(Source records)
● ● ● ● ●

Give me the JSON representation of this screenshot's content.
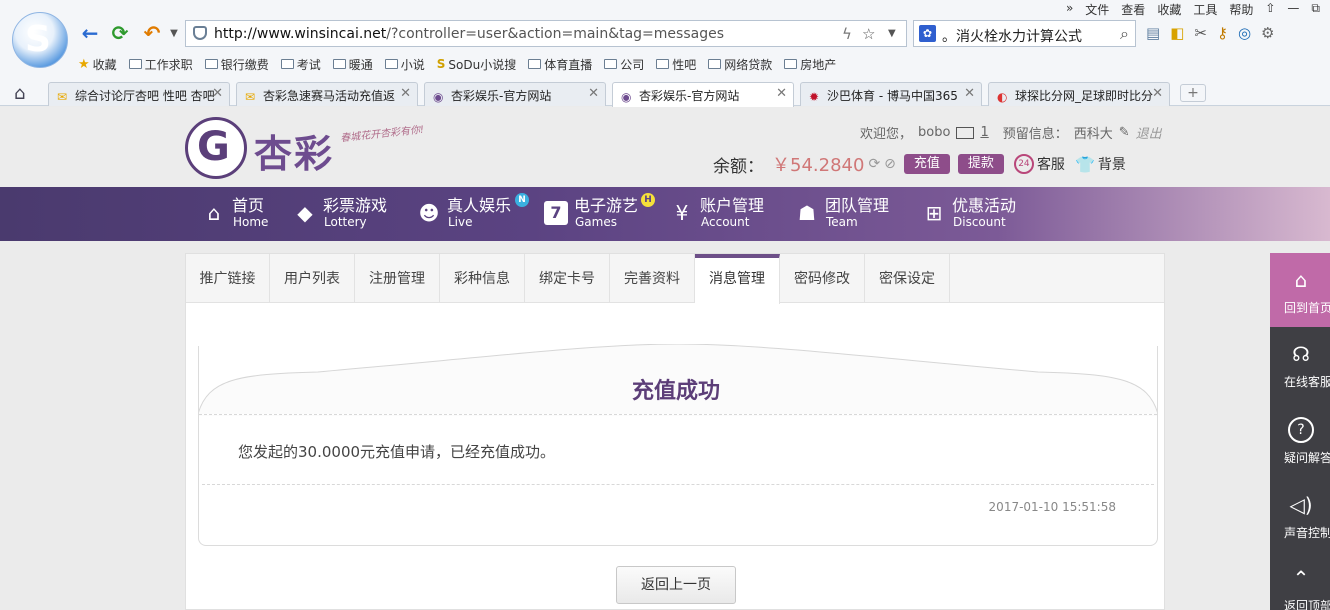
{
  "browser": {
    "menu": [
      "»",
      "文件",
      "查看",
      "收藏",
      "工具",
      "帮助",
      "⇧",
      "—",
      "⧉"
    ],
    "url_domain": "http://www.winsincai.net",
    "url_rest": "/?controller=user&action=main&tag=messages",
    "search_text": "。消火栓水力计算公式",
    "bookmarks": [
      "收藏",
      "工作求职",
      "银行缴费",
      "考试",
      "暖通",
      "小说",
      "SoDu小说搜",
      "体育直播",
      "公司",
      "性吧",
      "网络贷款",
      "房地产"
    ],
    "tabs": [
      {
        "label": "综合讨论厅杏吧 性吧 杏吧"
      },
      {
        "label": "杏彩急速赛马活动充值返"
      },
      {
        "label": "杏彩娱乐-官方网站"
      },
      {
        "label": "杏彩娱乐-官方网站"
      },
      {
        "label": "沙巴体育 - 博马中国365"
      },
      {
        "label": "球探比分网_足球即时比分"
      }
    ],
    "new_tab": "+"
  },
  "header": {
    "brand": "杏彩",
    "slogan": "春城花开杏彩有你!",
    "welcome": "欢迎您，",
    "username": "bobo",
    "msg_count": "1",
    "reserve_info_label": "预留信息：",
    "reserve_info": "西科大",
    "logout": "退出",
    "balance_label": "余额：",
    "balance": "￥54.2840",
    "recharge": "充值",
    "withdraw": "提款",
    "service": "客服",
    "background": "背景"
  },
  "nav": [
    {
      "title": "首页",
      "sub": "Home",
      "icon": "home-icon"
    },
    {
      "title": "彩票游戏",
      "sub": "Lottery",
      "icon": "lottery-icon"
    },
    {
      "title": "真人娱乐",
      "sub": "Live",
      "icon": "live-icon",
      "badge": "N"
    },
    {
      "title": "电子游艺",
      "sub": "Games",
      "icon": "games-icon",
      "badge": "H"
    },
    {
      "title": "账户管理",
      "sub": "Account",
      "icon": "account-icon"
    },
    {
      "title": "团队管理",
      "sub": "Team",
      "icon": "team-icon"
    },
    {
      "title": "优惠活动",
      "sub": "Discount",
      "icon": "gift-icon"
    }
  ],
  "subtabs": [
    "推广链接",
    "用户列表",
    "注册管理",
    "彩种信息",
    "绑定卡号",
    "完善资料",
    "消息管理",
    "密码修改",
    "密保设定"
  ],
  "active_subtab": "消息管理",
  "message": {
    "title": "充值成功",
    "body": "您发起的30.0000元充值申请，已经充值成功。",
    "date": "2017-01-10 15:51:58"
  },
  "back_button": "返回上一页",
  "floatbar": [
    {
      "label": "回到首页",
      "icon": "home-icon"
    },
    {
      "label": "在线客服",
      "icon": "headset-icon"
    },
    {
      "label": "疑问解答",
      "icon": "question-icon"
    },
    {
      "label": "声音控制",
      "icon": "speaker-icon"
    },
    {
      "label": "返回顶部",
      "icon": "back-to-top-icon"
    }
  ],
  "colors": {
    "brand_purple": "#5c3e78",
    "button_purple": "#8e4d8a",
    "balance_red": "#d07777",
    "float_pink": "#c06aa8"
  }
}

● ● ● ● ●

Task: Give the number of lines that carry the word "title", with nothing added.

Exercise output: 8